A block of data

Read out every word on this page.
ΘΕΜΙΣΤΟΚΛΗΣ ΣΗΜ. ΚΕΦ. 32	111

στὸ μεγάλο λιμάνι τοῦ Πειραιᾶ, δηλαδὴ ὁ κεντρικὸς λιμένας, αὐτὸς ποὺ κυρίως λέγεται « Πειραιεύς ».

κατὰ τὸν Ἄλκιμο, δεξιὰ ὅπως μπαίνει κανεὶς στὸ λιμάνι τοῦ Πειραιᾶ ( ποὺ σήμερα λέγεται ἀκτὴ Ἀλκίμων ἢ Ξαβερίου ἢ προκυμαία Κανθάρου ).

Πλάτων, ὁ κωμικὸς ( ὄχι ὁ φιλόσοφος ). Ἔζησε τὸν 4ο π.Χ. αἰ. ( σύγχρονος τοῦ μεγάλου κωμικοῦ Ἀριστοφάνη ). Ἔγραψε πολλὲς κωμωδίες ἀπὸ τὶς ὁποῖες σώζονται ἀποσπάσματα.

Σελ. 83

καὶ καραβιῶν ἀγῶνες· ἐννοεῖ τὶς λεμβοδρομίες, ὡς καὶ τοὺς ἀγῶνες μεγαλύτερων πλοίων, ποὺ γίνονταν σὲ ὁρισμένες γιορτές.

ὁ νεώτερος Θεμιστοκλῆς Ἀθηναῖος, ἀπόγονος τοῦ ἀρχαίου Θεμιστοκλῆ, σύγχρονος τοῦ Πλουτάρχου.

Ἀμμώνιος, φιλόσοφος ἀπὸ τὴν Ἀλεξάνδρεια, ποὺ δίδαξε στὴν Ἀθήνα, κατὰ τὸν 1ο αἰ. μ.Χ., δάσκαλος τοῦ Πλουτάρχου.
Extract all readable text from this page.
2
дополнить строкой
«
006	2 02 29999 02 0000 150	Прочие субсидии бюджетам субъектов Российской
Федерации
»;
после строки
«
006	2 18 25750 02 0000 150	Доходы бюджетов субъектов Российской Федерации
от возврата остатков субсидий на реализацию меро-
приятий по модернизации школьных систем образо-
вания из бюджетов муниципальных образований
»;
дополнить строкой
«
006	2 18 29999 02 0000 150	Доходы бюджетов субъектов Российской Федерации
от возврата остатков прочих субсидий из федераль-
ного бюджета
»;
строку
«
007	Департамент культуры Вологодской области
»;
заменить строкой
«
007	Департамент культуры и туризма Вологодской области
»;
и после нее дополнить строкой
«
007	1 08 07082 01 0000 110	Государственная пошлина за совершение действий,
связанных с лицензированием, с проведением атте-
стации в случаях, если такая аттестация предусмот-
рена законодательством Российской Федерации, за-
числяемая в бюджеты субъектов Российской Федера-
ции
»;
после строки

Your instructions
Copy each line of the data above that holds "субъектов".

Task answer
006	2 02 29999 02 0000 150	Прочие субсидии бюджетам субъектов Российской
006	2 18 25750 02 0000 150	Доходы бюджетов субъектов Российской Федерации
006	2 18 29999 02 0000 150	Доходы бюджетов субъектов Российской Федерации
числяемая в бюджеты субъектов Российской Федера-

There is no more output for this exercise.